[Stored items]
-=-=-=-=-
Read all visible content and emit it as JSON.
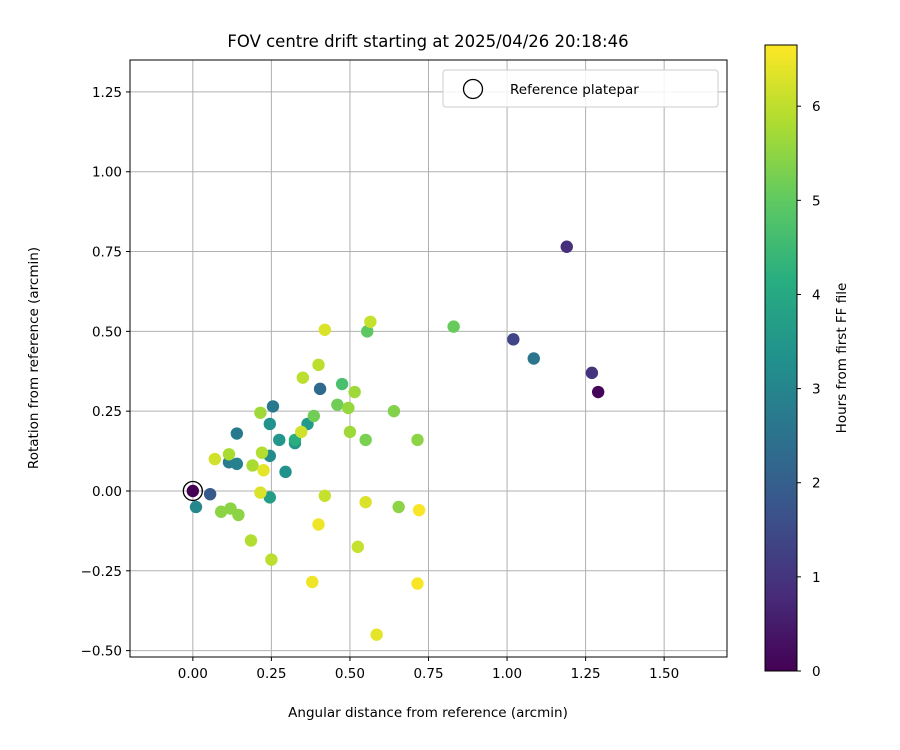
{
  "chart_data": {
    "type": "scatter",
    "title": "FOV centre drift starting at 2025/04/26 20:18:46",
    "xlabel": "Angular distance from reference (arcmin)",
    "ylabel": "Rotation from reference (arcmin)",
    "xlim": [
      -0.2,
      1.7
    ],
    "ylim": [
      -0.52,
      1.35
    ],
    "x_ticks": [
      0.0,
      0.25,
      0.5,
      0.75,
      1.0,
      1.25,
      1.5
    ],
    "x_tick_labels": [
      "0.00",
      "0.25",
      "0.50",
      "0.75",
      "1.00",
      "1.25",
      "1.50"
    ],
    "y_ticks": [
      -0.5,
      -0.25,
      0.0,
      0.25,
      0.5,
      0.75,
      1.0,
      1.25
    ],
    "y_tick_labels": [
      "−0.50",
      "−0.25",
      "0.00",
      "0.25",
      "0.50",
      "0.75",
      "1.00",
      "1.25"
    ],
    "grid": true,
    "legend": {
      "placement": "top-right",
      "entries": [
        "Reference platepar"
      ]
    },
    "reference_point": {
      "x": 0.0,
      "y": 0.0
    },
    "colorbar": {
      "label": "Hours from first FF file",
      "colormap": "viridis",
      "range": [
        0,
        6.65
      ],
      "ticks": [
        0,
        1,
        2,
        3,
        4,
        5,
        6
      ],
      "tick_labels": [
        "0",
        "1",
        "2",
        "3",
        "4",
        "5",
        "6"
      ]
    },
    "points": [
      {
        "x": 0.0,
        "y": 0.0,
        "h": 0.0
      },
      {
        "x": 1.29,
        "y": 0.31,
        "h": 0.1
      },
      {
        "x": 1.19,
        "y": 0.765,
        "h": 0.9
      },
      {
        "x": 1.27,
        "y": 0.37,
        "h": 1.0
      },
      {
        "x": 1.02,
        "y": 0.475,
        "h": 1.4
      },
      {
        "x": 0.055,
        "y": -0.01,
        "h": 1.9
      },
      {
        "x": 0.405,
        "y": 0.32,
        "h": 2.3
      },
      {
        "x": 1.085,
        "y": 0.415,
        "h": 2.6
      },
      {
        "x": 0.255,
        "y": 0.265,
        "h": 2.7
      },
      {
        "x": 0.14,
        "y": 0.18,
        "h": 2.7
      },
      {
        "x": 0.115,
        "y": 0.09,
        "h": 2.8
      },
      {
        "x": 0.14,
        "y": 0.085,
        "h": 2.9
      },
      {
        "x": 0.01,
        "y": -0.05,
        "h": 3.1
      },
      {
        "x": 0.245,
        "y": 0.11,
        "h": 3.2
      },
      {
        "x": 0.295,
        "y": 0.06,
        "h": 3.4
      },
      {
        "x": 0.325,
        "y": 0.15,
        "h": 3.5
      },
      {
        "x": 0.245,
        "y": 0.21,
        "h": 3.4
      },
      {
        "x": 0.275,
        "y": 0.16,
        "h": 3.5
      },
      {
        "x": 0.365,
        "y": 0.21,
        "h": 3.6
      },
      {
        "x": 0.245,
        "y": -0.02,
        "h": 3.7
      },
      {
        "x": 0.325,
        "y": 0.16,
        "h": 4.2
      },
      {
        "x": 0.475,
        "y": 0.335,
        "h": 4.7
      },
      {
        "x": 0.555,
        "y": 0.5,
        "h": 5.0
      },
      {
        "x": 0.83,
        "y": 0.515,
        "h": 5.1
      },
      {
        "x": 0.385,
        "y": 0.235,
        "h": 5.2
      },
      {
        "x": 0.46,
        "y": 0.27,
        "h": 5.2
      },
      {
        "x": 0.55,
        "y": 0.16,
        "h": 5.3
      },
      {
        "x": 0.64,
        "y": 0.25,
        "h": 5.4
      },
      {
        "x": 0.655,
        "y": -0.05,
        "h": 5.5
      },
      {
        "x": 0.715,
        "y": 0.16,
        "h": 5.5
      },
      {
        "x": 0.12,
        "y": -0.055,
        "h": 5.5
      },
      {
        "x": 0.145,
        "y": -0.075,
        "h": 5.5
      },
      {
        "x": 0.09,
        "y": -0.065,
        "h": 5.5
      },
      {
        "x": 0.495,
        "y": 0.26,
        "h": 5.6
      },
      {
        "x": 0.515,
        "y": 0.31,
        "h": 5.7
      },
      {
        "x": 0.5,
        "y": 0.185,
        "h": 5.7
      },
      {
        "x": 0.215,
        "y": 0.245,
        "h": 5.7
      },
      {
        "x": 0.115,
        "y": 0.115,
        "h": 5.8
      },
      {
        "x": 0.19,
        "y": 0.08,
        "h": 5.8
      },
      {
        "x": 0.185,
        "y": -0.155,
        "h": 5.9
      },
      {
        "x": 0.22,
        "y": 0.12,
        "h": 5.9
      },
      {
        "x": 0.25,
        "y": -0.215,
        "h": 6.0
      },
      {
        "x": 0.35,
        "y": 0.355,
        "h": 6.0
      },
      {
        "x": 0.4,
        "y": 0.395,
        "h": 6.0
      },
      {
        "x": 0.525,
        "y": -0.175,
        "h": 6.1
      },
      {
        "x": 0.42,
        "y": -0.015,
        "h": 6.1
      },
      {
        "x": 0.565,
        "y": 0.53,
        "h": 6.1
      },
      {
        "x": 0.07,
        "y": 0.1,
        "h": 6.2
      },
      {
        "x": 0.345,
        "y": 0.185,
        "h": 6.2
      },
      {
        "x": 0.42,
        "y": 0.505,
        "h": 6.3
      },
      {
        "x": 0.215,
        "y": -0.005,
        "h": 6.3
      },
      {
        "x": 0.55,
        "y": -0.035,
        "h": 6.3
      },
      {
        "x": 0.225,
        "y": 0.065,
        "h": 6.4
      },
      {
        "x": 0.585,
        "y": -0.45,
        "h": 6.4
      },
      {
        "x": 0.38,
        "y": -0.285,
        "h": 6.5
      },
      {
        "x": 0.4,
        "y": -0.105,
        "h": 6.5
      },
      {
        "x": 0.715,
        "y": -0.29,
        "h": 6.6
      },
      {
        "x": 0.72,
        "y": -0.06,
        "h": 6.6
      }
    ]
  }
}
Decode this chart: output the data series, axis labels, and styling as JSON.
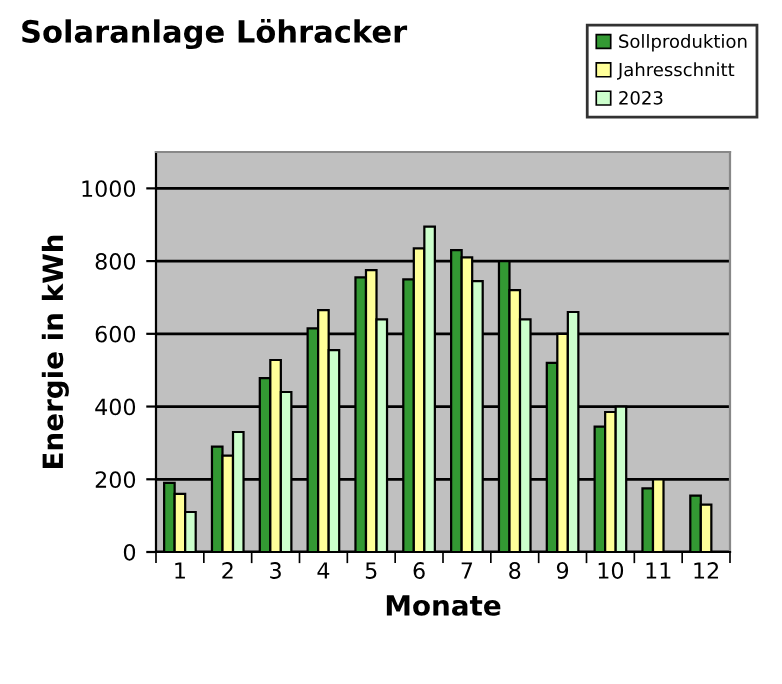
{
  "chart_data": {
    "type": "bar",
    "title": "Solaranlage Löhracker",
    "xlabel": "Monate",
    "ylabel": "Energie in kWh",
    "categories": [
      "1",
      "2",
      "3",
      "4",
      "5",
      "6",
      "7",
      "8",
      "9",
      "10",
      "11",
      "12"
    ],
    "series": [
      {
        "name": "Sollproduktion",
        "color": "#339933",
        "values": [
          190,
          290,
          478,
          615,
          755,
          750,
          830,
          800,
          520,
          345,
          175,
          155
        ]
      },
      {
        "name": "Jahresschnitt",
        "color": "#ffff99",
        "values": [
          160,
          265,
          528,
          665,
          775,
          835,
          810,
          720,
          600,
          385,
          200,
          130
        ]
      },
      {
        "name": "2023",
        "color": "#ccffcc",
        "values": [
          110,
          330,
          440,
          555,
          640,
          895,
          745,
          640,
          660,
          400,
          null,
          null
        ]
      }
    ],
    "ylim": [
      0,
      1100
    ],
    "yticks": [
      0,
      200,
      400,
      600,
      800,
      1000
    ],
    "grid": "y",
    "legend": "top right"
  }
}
-=-=-=-=-
» **DIRECTIVE**:
Reproduce the data verbatim. Do not carry any picture into the copy.

» **CORRECT OUTPUT**:
Read all visible content and emit it as JSON.
{
  "chart_data": {
    "type": "scatter",
    "title": "FOV centre drift starting at 2025/04/26 20:18:46",
    "xlabel": "Angular distance from reference (arcmin)",
    "ylabel": "Rotation from reference (arcmin)",
    "xlim": [
      -0.2,
      1.7
    ],
    "ylim": [
      -0.52,
      1.35
    ],
    "x_ticks": [
      0.0,
      0.25,
      0.5,
      0.75,
      1.0,
      1.25,
      1.5
    ],
    "x_tick_labels": [
      "0.00",
      "0.25",
      "0.50",
      "0.75",
      "1.00",
      "1.25",
      "1.50"
    ],
    "y_ticks": [
      -0.5,
      -0.25,
      0.0,
      0.25,
      0.5,
      0.75,
      1.0,
      1.25
    ],
    "y_tick_labels": [
      "−0.50",
      "−0.25",
      "0.00",
      "0.25",
      "0.50",
      "0.75",
      "1.00",
      "1.25"
    ],
    "grid": true,
    "legend": {
      "placement": "top-right",
      "entries": [
        "Reference platepar"
      ]
    },
    "reference_point": {
      "x": 0.0,
      "y": 0.0
    },
    "colorbar": {
      "label": "Hours from first FF file",
      "colormap": "viridis",
      "range": [
        0,
        6.65
      ],
      "ticks": [
        0,
        1,
        2,
        3,
        4,
        5,
        6
      ],
      "tick_labels": [
        "0",
        "1",
        "2",
        "3",
        "4",
        "5",
        "6"
      ]
    },
    "points": [
      {
        "x": 0.0,
        "y": 0.0,
        "h": 0.0
      },
      {
        "x": 1.29,
        "y": 0.31,
        "h": 0.1
      },
      {
        "x": 1.19,
        "y": 0.765,
        "h": 0.9
      },
      {
        "x": 1.27,
        "y": 0.37,
        "h": 1.0
      },
      {
        "x": 1.02,
        "y": 0.475,
        "h": 1.4
      },
      {
        "x": 0.055,
        "y": -0.01,
        "h": 1.9
      },
      {
        "x": 0.405,
        "y": 0.32,
        "h": 2.3
      },
      {
        "x": 1.085,
        "y": 0.415,
        "h": 2.6
      },
      {
        "x": 0.255,
        "y": 0.265,
        "h": 2.7
      },
      {
        "x": 0.14,
        "y": 0.18,
        "h": 2.7
      },
      {
        "x": 0.115,
        "y": 0.09,
        "h": 2.8
      },
      {
        "x": 0.14,
        "y": 0.085,
        "h": 2.9
      },
      {
        "x": 0.01,
        "y": -0.05,
        "h": 3.1
      },
      {
        "x": 0.245,
        "y": 0.11,
        "h": 3.2
      },
      {
        "x": 0.295,
        "y": 0.06,
        "h": 3.4
      },
      {
        "x": 0.325,
        "y": 0.15,
        "h": 3.5
      },
      {
        "x": 0.245,
        "y": 0.21,
        "h": 3.4
      },
      {
        "x": 0.275,
        "y": 0.16,
        "h": 3.5
      },
      {
        "x": 0.365,
        "y": 0.21,
        "h": 3.6
      },
      {
        "x": 0.245,
        "y": -0.02,
        "h": 3.7
      },
      {
        "x": 0.325,
        "y": 0.16,
        "h": 4.2
      },
      {
        "x": 0.475,
        "y": 0.335,
        "h": 4.7
      },
      {
        "x": 0.555,
        "y": 0.5,
        "h": 5.0
      },
      {
        "x": 0.83,
        "y": 0.515,
        "h": 5.1
      },
      {
        "x": 0.385,
        "y": 0.235,
        "h": 5.2
      },
      {
        "x": 0.46,
        "y": 0.27,
        "h": 5.2
      },
      {
        "x": 0.55,
        "y": 0.16,
        "h": 5.3
      },
      {
        "x": 0.64,
        "y": 0.25,
        "h": 5.4
      },
      {
        "x": 0.655,
        "y": -0.05,
        "h": 5.5
      },
      {
        "x": 0.715,
        "y": 0.16,
        "h": 5.5
      },
      {
        "x": 0.12,
        "y": -0.055,
        "h": 5.5
      },
      {
        "x": 0.145,
        "y": -0.075,
        "h": 5.5
      },
      {
        "x": 0.09,
        "y": -0.065,
        "h": 5.5
      },
      {
        "x": 0.495,
        "y": 0.26,
        "h": 5.6
      },
      {
        "x": 0.515,
        "y": 0.31,
        "h": 5.7
      },
      {
        "x": 0.5,
        "y": 0.185,
        "h": 5.7
      },
      {
        "x": 0.215,
        "y": 0.245,
        "h": 5.7
      },
      {
        "x": 0.115,
        "y": 0.115,
        "h": 5.8
      },
      {
        "x": 0.19,
        "y": 0.08,
        "h": 5.8
      },
      {
        "x": 0.185,
        "y": -0.155,
        "h": 5.9
      },
      {
        "x": 0.22,
        "y": 0.12,
        "h": 5.9
      },
      {
        "x": 0.25,
        "y": -0.215,
        "h": 6.0
      },
      {
        "x": 0.35,
        "y": 0.355,
        "h": 6.0
      },
      {
        "x": 0.4,
        "y": 0.395,
        "h": 6.0
      },
      {
        "x": 0.525,
        "y": -0.175,
        "h": 6.1
      },
      {
        "x": 0.42,
        "y": -0.015,
        "h": 6.1
      },
      {
        "x": 0.565,
        "y": 0.53,
        "h": 6.1
      },
      {
        "x": 0.07,
        "y": 0.1,
        "h": 6.2
      },
      {
        "x": 0.345,
        "y": 0.185,
        "h": 6.2
      },
      {
        "x": 0.42,
        "y": 0.505,
        "h": 6.3
      },
      {
        "x": 0.215,
        "y": -0.005,
        "h": 6.3
      },
      {
        "x": 0.55,
        "y": -0.035,
        "h": 6.3
      },
      {
        "x": 0.225,
        "y": 0.065,
        "h": 6.4
      },
      {
        "x": 0.585,
        "y": -0.45,
        "h": 6.4
      },
      {
        "x": 0.38,
        "y": -0.285,
        "h": 6.5
      },
      {
        "x": 0.4,
        "y": -0.105,
        "h": 6.5
      },
      {
        "x": 0.715,
        "y": -0.29,
        "h": 6.6
      },
      {
        "x": 0.72,
        "y": -0.06,
        "h": 6.6
      }
    ]
  }
}
Decode this chart: output the data series, axis labels, and styling as JSON.
{
  "chart_data": {
    "type": "bar",
    "title": "Solaranlage Löhracker",
    "xlabel": "Monate",
    "ylabel": "Energie in kWh",
    "categories": [
      "1",
      "2",
      "3",
      "4",
      "5",
      "6",
      "7",
      "8",
      "9",
      "10",
      "11",
      "12"
    ],
    "series": [
      {
        "name": "Sollproduktion",
        "color": "#339933",
        "values": [
          190,
          290,
          478,
          615,
          755,
          750,
          830,
          800,
          520,
          345,
          175,
          155
        ]
      },
      {
        "name": "Jahresschnitt",
        "color": "#ffff99",
        "values": [
          160,
          265,
          528,
          665,
          775,
          835,
          810,
          720,
          600,
          385,
          200,
          130
        ]
      },
      {
        "name": "2023",
        "color": "#ccffcc",
        "values": [
          110,
          330,
          440,
          555,
          640,
          895,
          745,
          640,
          660,
          400,
          null,
          null
        ]
      }
    ],
    "ylim": [
      0,
      1100
    ],
    "yticks": [
      0,
      200,
      400,
      600,
      800,
      1000
    ],
    "grid": "y",
    "legend": "top right"
  }
}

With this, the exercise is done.